AVAILABLE RECORDS:

"""

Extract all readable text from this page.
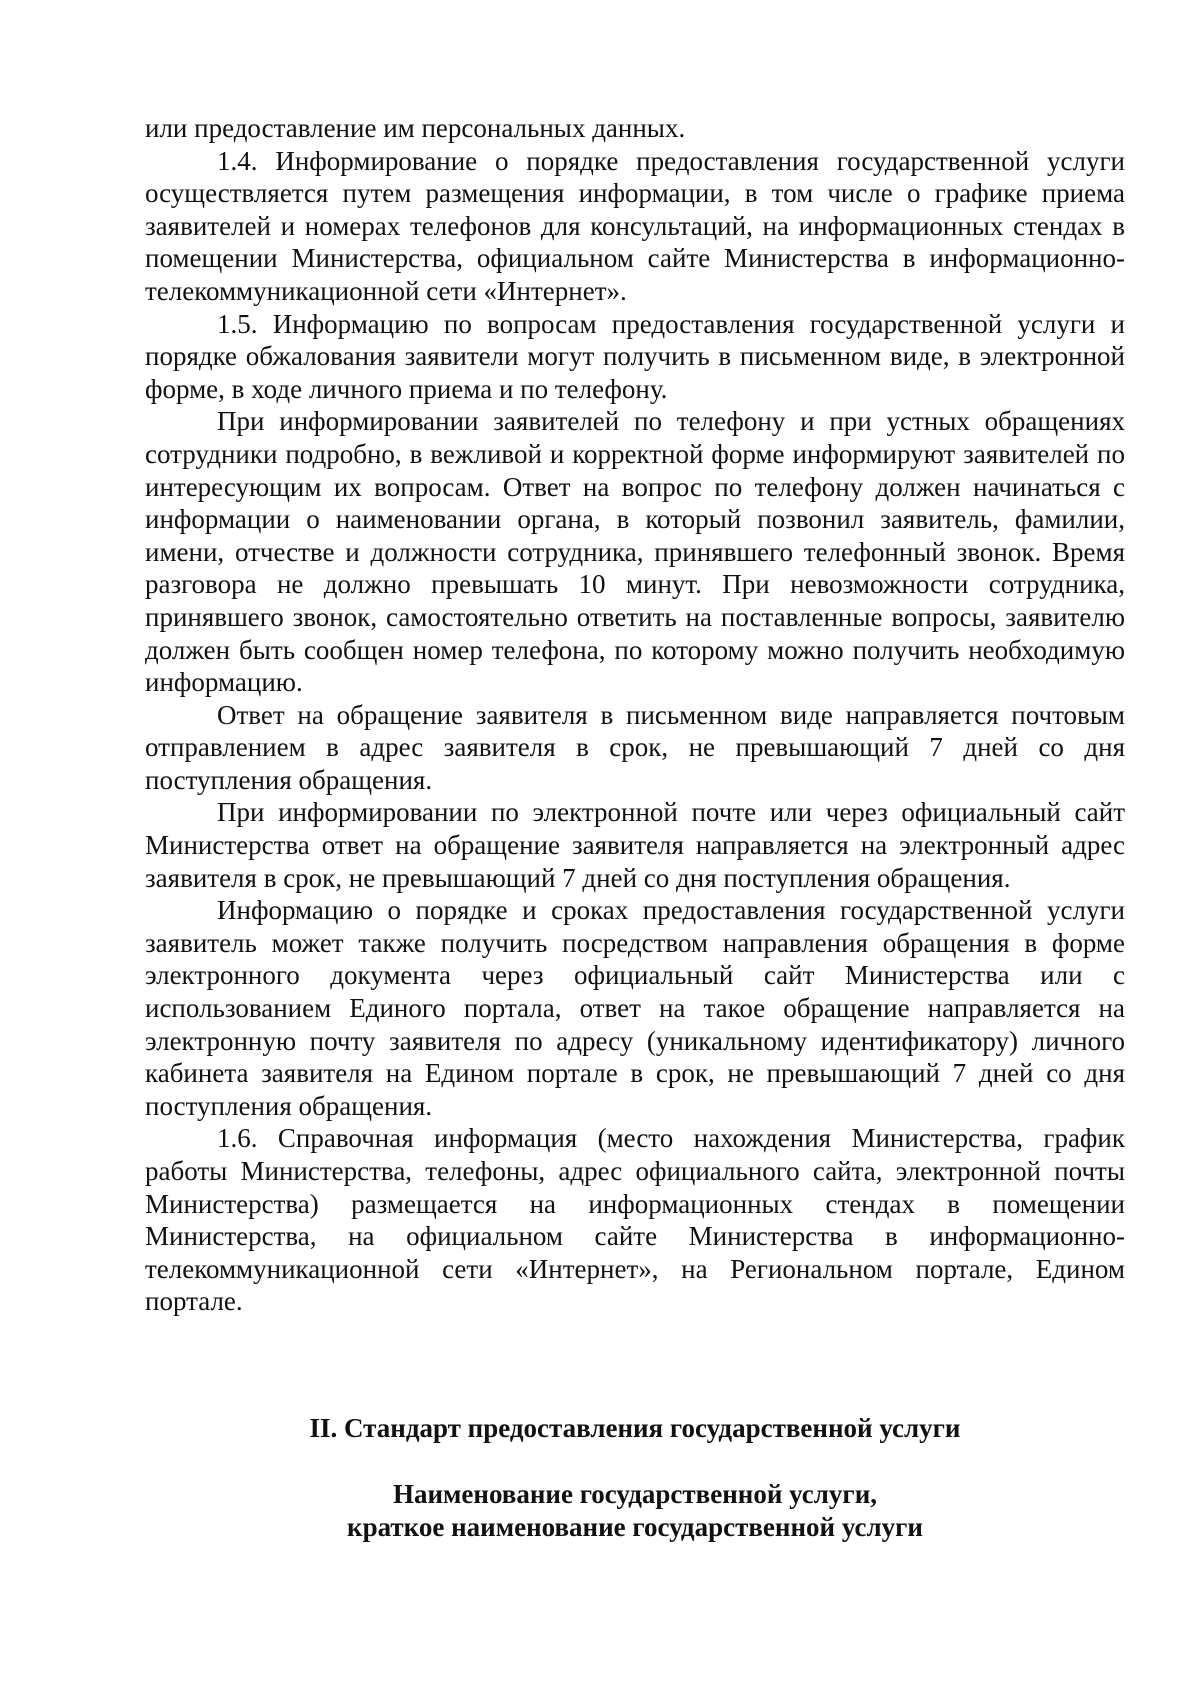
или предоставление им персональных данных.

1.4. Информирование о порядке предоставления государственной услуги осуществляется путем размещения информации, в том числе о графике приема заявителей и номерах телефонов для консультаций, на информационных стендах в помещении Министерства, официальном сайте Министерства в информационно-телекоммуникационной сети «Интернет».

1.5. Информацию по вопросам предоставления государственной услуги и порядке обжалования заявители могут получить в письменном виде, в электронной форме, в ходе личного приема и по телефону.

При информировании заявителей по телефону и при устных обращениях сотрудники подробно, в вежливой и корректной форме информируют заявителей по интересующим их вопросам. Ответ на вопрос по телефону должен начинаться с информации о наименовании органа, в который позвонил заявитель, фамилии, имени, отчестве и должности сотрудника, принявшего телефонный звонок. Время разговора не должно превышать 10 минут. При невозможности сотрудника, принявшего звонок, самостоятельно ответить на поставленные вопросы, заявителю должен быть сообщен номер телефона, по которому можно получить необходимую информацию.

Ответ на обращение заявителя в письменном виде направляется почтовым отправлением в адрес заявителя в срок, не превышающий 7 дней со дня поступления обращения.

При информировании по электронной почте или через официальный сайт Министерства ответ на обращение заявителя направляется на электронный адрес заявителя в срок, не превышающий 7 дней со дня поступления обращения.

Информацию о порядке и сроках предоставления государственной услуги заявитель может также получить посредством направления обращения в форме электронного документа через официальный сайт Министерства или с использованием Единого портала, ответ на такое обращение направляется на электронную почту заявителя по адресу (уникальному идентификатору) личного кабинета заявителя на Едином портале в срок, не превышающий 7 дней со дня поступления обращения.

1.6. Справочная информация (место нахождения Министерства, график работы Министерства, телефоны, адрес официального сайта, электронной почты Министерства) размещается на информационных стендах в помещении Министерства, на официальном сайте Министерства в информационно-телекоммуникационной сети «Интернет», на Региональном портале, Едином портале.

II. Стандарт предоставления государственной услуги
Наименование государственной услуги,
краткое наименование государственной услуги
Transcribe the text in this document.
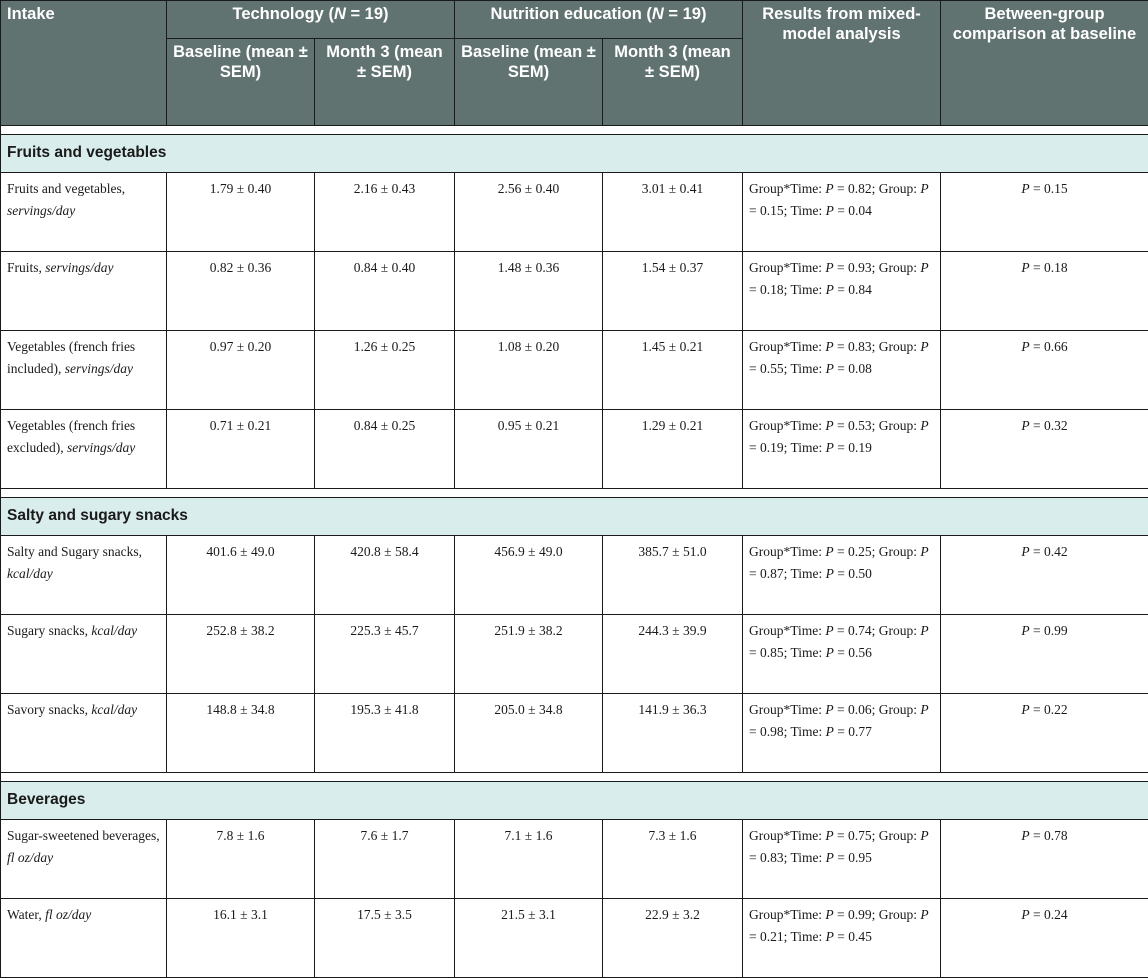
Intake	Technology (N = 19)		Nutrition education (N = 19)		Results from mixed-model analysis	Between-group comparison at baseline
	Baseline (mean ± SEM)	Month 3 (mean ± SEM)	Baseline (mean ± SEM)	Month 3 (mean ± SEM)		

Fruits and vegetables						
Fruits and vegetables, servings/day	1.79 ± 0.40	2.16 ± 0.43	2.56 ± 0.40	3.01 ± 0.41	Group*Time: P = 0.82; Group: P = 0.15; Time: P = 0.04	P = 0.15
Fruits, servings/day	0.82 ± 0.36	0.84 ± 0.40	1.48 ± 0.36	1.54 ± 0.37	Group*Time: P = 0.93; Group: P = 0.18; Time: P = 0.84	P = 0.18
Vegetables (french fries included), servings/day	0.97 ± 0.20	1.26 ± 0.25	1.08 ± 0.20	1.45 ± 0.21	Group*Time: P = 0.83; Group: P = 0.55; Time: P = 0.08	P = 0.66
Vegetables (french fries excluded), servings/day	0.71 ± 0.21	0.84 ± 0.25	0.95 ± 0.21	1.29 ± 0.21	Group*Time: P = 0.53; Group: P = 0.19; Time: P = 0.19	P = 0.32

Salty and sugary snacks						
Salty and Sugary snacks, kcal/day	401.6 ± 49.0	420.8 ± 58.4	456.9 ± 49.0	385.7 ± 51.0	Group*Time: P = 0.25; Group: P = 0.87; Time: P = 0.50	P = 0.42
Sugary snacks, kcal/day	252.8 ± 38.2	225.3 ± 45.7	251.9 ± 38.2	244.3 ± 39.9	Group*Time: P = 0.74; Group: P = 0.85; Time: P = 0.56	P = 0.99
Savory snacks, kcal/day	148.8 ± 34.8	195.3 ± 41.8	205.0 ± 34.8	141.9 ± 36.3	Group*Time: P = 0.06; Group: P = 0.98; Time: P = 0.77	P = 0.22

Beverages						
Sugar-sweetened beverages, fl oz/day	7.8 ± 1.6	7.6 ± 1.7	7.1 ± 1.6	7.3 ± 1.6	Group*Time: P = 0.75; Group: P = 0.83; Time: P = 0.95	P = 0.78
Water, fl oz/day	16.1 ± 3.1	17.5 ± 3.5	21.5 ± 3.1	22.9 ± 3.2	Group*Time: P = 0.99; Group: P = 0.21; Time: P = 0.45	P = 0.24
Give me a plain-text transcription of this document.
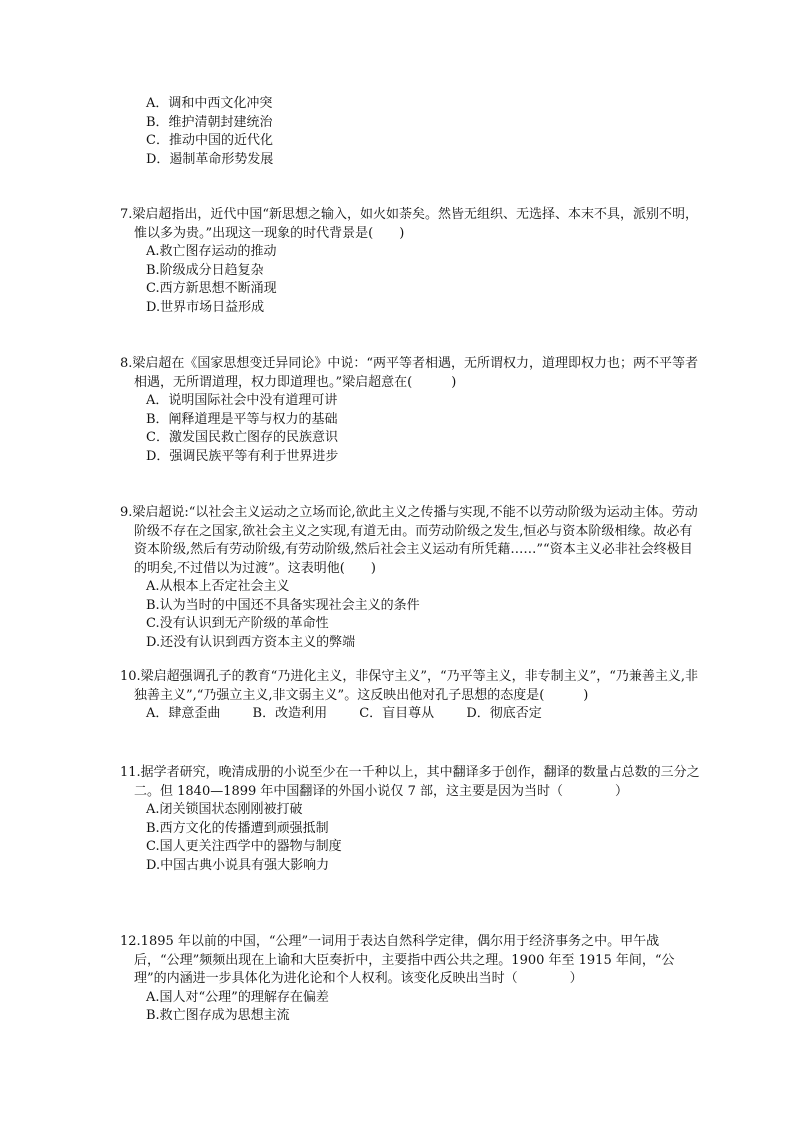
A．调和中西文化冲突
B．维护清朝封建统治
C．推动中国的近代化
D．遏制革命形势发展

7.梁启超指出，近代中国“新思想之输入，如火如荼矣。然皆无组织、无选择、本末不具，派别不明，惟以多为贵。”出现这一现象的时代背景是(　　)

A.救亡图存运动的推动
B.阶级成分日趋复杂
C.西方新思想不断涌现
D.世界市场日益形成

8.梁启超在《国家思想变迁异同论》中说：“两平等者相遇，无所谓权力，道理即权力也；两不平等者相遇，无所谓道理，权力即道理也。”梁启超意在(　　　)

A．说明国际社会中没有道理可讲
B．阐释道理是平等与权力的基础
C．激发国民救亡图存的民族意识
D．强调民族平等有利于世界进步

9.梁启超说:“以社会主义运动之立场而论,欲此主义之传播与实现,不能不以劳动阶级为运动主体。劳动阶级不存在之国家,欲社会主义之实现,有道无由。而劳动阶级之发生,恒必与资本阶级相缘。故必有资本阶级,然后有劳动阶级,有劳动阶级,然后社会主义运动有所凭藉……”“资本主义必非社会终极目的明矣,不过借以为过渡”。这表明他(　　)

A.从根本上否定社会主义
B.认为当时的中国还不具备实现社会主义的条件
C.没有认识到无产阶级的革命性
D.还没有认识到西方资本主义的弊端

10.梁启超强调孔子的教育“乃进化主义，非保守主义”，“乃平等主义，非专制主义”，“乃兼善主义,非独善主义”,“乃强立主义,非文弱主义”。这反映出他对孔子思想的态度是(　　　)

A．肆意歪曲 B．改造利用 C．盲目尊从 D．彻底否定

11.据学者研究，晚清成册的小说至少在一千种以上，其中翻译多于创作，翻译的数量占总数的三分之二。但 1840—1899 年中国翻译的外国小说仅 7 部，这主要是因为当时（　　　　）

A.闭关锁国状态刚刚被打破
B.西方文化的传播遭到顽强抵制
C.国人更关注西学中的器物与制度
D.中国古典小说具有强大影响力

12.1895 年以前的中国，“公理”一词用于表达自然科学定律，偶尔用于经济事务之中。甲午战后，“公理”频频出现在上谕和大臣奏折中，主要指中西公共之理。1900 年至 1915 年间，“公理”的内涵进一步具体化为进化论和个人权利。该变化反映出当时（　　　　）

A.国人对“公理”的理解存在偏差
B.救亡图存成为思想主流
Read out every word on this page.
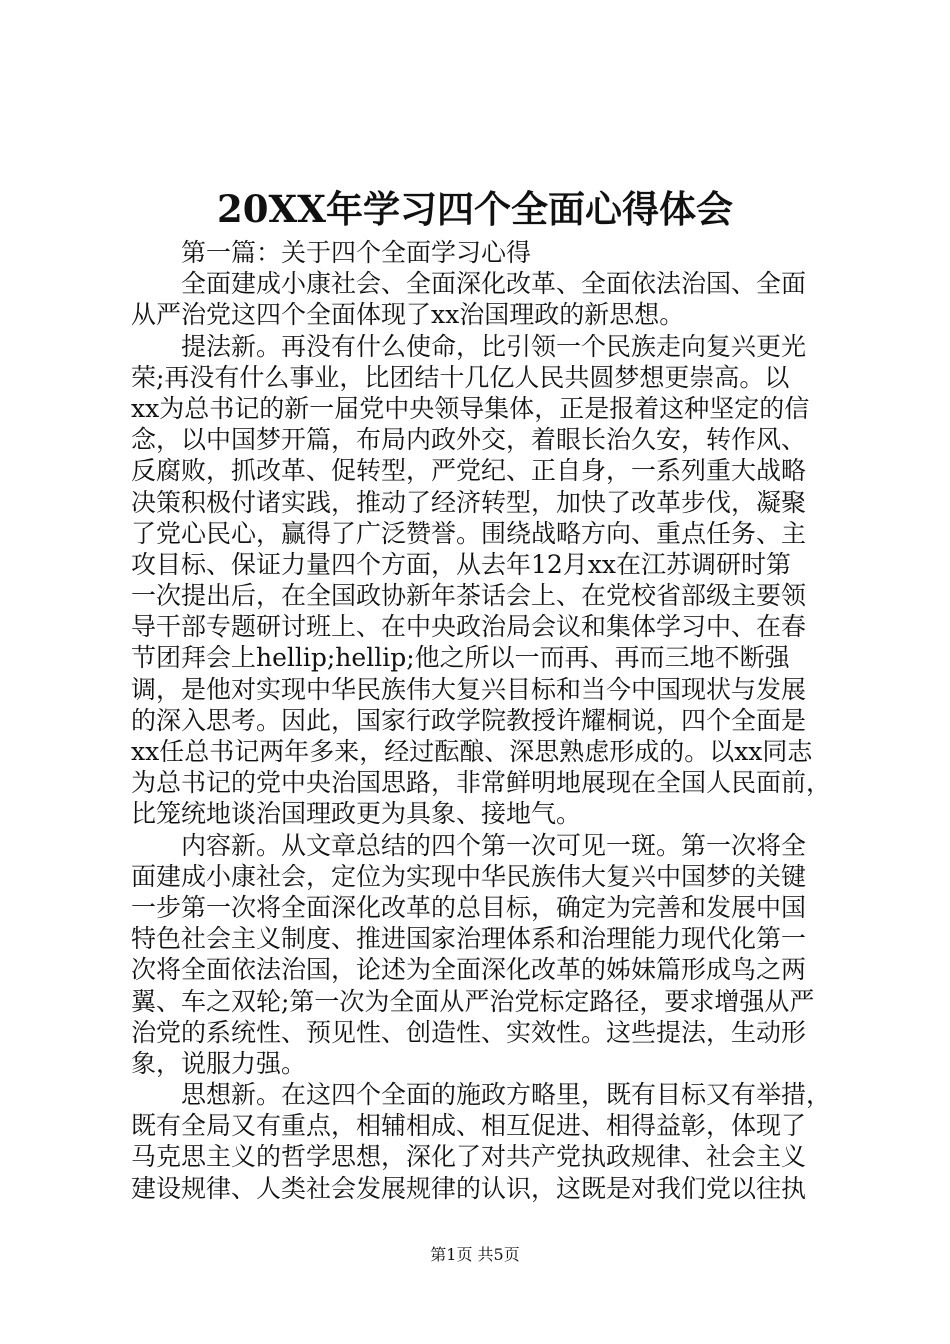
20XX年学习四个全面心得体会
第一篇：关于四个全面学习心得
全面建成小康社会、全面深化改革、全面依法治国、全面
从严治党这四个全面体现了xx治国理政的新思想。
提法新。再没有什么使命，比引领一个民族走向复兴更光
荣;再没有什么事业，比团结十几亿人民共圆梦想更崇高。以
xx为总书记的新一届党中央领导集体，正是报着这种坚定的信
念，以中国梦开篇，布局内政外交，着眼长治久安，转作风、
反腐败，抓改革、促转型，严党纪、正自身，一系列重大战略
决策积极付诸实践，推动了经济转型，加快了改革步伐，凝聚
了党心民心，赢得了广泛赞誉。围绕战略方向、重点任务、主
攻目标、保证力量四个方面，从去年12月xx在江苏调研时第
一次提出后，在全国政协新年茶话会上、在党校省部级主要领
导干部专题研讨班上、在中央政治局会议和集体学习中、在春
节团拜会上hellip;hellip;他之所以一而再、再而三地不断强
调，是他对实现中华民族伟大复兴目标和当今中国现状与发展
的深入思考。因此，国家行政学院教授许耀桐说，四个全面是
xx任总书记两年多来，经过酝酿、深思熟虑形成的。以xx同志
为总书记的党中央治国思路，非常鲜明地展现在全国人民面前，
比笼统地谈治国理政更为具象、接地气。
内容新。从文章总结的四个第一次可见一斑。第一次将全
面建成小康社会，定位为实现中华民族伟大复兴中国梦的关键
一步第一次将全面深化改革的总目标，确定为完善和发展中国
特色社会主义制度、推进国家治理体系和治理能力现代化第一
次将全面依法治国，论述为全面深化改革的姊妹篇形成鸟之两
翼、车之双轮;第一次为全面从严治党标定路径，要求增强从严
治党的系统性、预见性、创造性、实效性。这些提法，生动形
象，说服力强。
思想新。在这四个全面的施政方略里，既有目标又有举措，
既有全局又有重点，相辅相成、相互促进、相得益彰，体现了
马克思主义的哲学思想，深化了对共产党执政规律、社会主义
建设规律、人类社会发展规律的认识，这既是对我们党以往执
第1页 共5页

"""

AIM OF THE TASK: Pick out every line holding the string "document" and return it.

ANSWER TO THIS PROBLEM:
Transcribe the text in this document.
Give me a plain-text transcription of this document.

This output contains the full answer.